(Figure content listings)

--- BEGIN ---

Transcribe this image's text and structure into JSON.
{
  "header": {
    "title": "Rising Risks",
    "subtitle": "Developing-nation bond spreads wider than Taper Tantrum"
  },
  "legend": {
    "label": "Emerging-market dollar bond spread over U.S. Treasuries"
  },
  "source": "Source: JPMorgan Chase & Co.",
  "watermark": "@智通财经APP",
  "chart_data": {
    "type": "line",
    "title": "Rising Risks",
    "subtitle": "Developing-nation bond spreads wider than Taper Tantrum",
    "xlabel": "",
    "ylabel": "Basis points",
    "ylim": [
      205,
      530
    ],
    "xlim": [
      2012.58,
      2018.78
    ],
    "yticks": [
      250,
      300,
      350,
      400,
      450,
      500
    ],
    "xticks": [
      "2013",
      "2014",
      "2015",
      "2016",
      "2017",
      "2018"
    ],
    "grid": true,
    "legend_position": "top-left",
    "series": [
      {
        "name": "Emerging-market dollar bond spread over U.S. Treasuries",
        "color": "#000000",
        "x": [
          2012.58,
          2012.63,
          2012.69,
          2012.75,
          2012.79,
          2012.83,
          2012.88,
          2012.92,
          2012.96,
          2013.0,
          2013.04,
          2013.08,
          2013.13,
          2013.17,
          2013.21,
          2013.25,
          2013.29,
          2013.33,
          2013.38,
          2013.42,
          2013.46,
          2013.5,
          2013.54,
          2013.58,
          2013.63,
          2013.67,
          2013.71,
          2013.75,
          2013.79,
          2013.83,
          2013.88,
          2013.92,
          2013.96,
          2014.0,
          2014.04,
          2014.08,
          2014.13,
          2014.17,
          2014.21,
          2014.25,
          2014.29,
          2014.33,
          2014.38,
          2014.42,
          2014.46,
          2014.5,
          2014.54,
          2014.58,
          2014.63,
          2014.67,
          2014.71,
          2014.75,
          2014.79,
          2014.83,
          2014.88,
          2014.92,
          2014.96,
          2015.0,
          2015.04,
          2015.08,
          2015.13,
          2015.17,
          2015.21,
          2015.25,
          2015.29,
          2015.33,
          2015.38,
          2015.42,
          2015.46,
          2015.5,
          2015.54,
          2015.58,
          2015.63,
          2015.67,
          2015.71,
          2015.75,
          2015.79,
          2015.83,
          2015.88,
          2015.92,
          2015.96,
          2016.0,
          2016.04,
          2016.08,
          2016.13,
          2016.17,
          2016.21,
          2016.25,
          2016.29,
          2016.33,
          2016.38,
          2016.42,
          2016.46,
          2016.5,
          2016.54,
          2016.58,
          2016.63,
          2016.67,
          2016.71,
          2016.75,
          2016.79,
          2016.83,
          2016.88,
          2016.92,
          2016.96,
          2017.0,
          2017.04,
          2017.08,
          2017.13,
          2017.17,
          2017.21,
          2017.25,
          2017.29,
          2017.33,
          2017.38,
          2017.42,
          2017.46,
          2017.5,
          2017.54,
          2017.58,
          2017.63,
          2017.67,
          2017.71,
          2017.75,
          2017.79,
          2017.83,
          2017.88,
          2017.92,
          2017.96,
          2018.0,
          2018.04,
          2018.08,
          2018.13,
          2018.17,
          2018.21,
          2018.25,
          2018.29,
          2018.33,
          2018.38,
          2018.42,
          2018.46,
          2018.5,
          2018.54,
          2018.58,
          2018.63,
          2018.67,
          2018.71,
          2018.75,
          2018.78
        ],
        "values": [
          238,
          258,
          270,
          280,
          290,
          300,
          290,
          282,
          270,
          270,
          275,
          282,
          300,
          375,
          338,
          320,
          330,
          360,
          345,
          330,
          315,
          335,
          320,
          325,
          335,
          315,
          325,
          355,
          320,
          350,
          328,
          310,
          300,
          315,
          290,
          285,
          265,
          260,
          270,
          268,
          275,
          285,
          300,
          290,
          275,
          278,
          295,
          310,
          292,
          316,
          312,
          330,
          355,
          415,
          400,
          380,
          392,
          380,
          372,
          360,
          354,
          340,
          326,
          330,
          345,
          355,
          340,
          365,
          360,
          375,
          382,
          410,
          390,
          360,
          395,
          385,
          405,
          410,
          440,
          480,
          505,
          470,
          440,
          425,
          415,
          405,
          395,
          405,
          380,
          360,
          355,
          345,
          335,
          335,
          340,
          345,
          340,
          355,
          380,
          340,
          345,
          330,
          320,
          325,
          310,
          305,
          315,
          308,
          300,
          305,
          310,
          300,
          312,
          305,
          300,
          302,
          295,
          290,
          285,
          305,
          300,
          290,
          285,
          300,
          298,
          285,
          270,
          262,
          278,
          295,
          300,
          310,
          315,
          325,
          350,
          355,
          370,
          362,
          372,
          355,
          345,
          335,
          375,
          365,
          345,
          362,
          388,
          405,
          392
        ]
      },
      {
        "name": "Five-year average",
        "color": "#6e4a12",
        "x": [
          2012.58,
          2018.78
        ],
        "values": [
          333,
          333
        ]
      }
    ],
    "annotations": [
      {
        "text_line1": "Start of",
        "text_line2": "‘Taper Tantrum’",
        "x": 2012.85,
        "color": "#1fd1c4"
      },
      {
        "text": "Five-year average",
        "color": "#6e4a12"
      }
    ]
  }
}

--- END ---

» **THE PROBLEM**: Every line above should be written out again exactly as it stands.

» **WRITTEN SOLUTION**:
Transcribe this image's text and structure into JSON.
{
  "header": {
    "title": "Rising Risks",
    "subtitle": "Developing-nation bond spreads wider than Taper Tantrum"
  },
  "legend": {
    "label": "Emerging-market dollar bond spread over U.S. Treasuries"
  },
  "source": "Source: JPMorgan Chase & Co.",
  "watermark": "@智通财经APP",
  "chart_data": {
    "type": "line",
    "title": "Rising Risks",
    "subtitle": "Developing-nation bond spreads wider than Taper Tantrum",
    "xlabel": "",
    "ylabel": "Basis points",
    "ylim": [
      205,
      530
    ],
    "xlim": [
      2012.58,
      2018.78
    ],
    "yticks": [
      250,
      300,
      350,
      400,
      450,
      500
    ],
    "xticks": [
      "2013",
      "2014",
      "2015",
      "2016",
      "2017",
      "2018"
    ],
    "grid": true,
    "legend_position": "top-left",
    "series": [
      {
        "name": "Emerging-market dollar bond spread over U.S. Treasuries",
        "color": "#000000",
        "x": [
          2012.58,
          2012.63,
          2012.69,
          2012.75,
          2012.79,
          2012.83,
          2012.88,
          2012.92,
          2012.96,
          2013.0,
          2013.04,
          2013.08,
          2013.13,
          2013.17,
          2013.21,
          2013.25,
          2013.29,
          2013.33,
          2013.38,
          2013.42,
          2013.46,
          2013.5,
          2013.54,
          2013.58,
          2013.63,
          2013.67,
          2013.71,
          2013.75,
          2013.79,
          2013.83,
          2013.88,
          2013.92,
          2013.96,
          2014.0,
          2014.04,
          2014.08,
          2014.13,
          2014.17,
          2014.21,
          2014.25,
          2014.29,
          2014.33,
          2014.38,
          2014.42,
          2014.46,
          2014.5,
          2014.54,
          2014.58,
          2014.63,
          2014.67,
          2014.71,
          2014.75,
          2014.79,
          2014.83,
          2014.88,
          2014.92,
          2014.96,
          2015.0,
          2015.04,
          2015.08,
          2015.13,
          2015.17,
          2015.21,
          2015.25,
          2015.29,
          2015.33,
          2015.38,
          2015.42,
          2015.46,
          2015.5,
          2015.54,
          2015.58,
          2015.63,
          2015.67,
          2015.71,
          2015.75,
          2015.79,
          2015.83,
          2015.88,
          2015.92,
          2015.96,
          2016.0,
          2016.04,
          2016.08,
          2016.13,
          2016.17,
          2016.21,
          2016.25,
          2016.29,
          2016.33,
          2016.38,
          2016.42,
          2016.46,
          2016.5,
          2016.54,
          2016.58,
          2016.63,
          2016.67,
          2016.71,
          2016.75,
          2016.79,
          2016.83,
          2016.88,
          2016.92,
          2016.96,
          2017.0,
          2017.04,
          2017.08,
          2017.13,
          2017.17,
          2017.21,
          2017.25,
          2017.29,
          2017.33,
          2017.38,
          2017.42,
          2017.46,
          2017.5,
          2017.54,
          2017.58,
          2017.63,
          2017.67,
          2017.71,
          2017.75,
          2017.79,
          2017.83,
          2017.88,
          2017.92,
          2017.96,
          2018.0,
          2018.04,
          2018.08,
          2018.13,
          2018.17,
          2018.21,
          2018.25,
          2018.29,
          2018.33,
          2018.38,
          2018.42,
          2018.46,
          2018.5,
          2018.54,
          2018.58,
          2018.63,
          2018.67,
          2018.71,
          2018.75,
          2018.78
        ],
        "values": [
          238,
          258,
          270,
          280,
          290,
          300,
          290,
          282,
          270,
          270,
          275,
          282,
          300,
          375,
          338,
          320,
          330,
          360,
          345,
          330,
          315,
          335,
          320,
          325,
          335,
          315,
          325,
          355,
          320,
          350,
          328,
          310,
          300,
          315,
          290,
          285,
          265,
          260,
          270,
          268,
          275,
          285,
          300,
          290,
          275,
          278,
          295,
          310,
          292,
          316,
          312,
          330,
          355,
          415,
          400,
          380,
          392,
          380,
          372,
          360,
          354,
          340,
          326,
          330,
          345,
          355,
          340,
          365,
          360,
          375,
          382,
          410,
          390,
          360,
          395,
          385,
          405,
          410,
          440,
          480,
          505,
          470,
          440,
          425,
          415,
          405,
          395,
          405,
          380,
          360,
          355,
          345,
          335,
          335,
          340,
          345,
          340,
          355,
          380,
          340,
          345,
          330,
          320,
          325,
          310,
          305,
          315,
          308,
          300,
          305,
          310,
          300,
          312,
          305,
          300,
          302,
          295,
          290,
          285,
          305,
          300,
          290,
          285,
          300,
          298,
          285,
          270,
          262,
          278,
          295,
          300,
          310,
          315,
          325,
          350,
          355,
          370,
          362,
          372,
          355,
          345,
          335,
          375,
          365,
          345,
          362,
          388,
          405,
          392
        ]
      },
      {
        "name": "Five-year average",
        "color": "#6e4a12",
        "x": [
          2012.58,
          2018.78
        ],
        "values": [
          333,
          333
        ]
      }
    ],
    "annotations": [
      {
        "text_line1": "Start of",
        "text_line2": "‘Taper Tantrum’",
        "x": 2012.85,
        "color": "#1fd1c4"
      },
      {
        "text": "Five-year average",
        "color": "#6e4a12"
      }
    ]
  }
}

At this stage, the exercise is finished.